Locate all lines in the data below that hold "coupon" and show them.

─── INFORMATION GIVEN

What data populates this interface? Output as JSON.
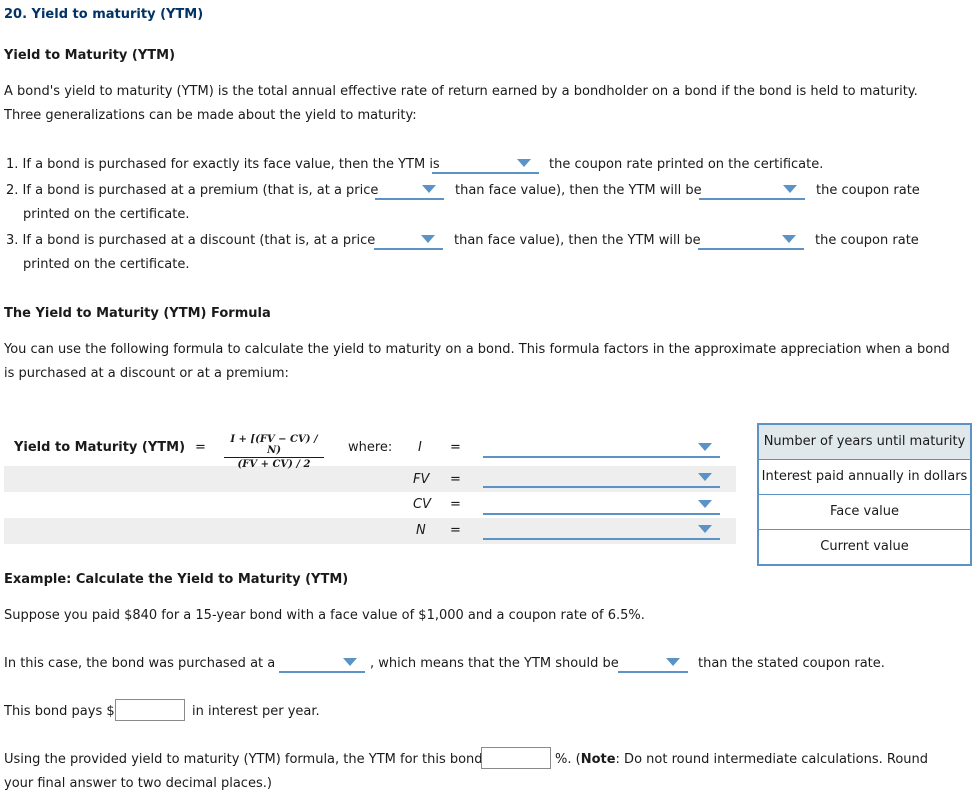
{
  "question": {
    "number_title": "20. Yield to maturity (YTM)"
  },
  "intro": {
    "heading": "Yield to Maturity (YTM)",
    "paragraph_line1": "A bond's yield to maturity (YTM) is the total annual effective rate of return earned by a bondholder on a bond if the bond is held to maturity.",
    "paragraph_line2": "Three generalizations can be made about the yield to maturity:"
  },
  "generalizations": [
    {
      "text_before": "1. If a bond is purchased for exactly its face value, then the YTM is",
      "dropdown1_value": "",
      "text_after": "the coupon rate printed on the certificate."
    },
    {
      "text_before": "2. If a bond is purchased at a premium (that is, at a price",
      "dropdown1_value": "",
      "text_middle": "than face value), then the YTM will be",
      "dropdown2_value": "",
      "text_after": "the coupon rate",
      "continuation": "printed on the certificate."
    },
    {
      "text_before": "3. If a bond is purchased at a discount (that is, at a price",
      "dropdown1_value": "",
      "text_middle": "than face value), then the YTM will be",
      "dropdown2_value": "",
      "text_after": "the coupon rate",
      "continuation": "printed on the certificate."
    }
  ],
  "formula_section": {
    "heading": "The Yield to Maturity (YTM) Formula",
    "paragraph_line1": "You can use the following formula to calculate the yield to maturity on a bond. This formula factors in the approximate appreciation when a bond",
    "paragraph_line2": "is purchased at a discount or at a premium:",
    "label": "Yield to Maturity (YTM)",
    "equals": "=",
    "numerator": "I + [(FV − CV) / N)",
    "denominator": "(FV + CV) / 2",
    "where_label": "where:",
    "variables": [
      {
        "symbol": "I",
        "equals": "=",
        "value": ""
      },
      {
        "symbol": "FV",
        "equals": "=",
        "value": ""
      },
      {
        "symbol": "CV",
        "equals": "=",
        "value": ""
      },
      {
        "symbol": "N",
        "equals": "=",
        "value": ""
      }
    ],
    "answer_choices": [
      "Number of years until maturity",
      "Interest paid annually in dollars",
      "Face value",
      "Current value"
    ]
  },
  "example": {
    "heading": "Example: Calculate the Yield to Maturity (YTM)",
    "scenario": "Suppose you paid $840 for a 15-year bond with a face value of $1,000 and a coupon rate of 6.5%.",
    "case_before": "In this case, the bond was purchased at a",
    "case_dropdown1_value": "",
    "case_middle": ", which means that the YTM should be",
    "case_dropdown2_value": "",
    "case_after": "than the stated coupon rate.",
    "interest_before": "This bond pays $",
    "interest_value": "",
    "interest_after": "in interest per year.",
    "ytm_before": "Using the provided yield to maturity (YTM) formula, the YTM for this bond is",
    "ytm_value": "",
    "ytm_after_pct": "%. (",
    "note_label": "Note",
    "note_text": ": Do not round intermediate calculations. Round",
    "note_line2": "your final answer to two decimal places.)"
  }
}
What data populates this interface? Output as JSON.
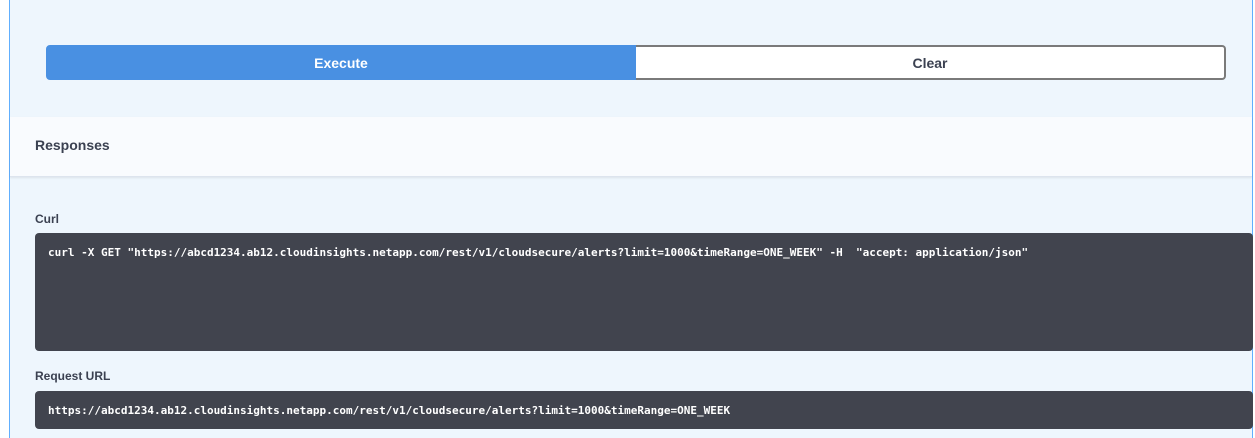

──────

■ **TASK RESULT**
      "text_after": "the coupon rate printed on the certificate."
      "text_after": "the coupon rate",
      "text_after": "the coupon rate",
    "scenario": "Suppose you paid $840 for a 15-year bond with a face value of $1,000 and a coupon rate of 6.5%.",
    "case_after": "than the stated coupon rate.",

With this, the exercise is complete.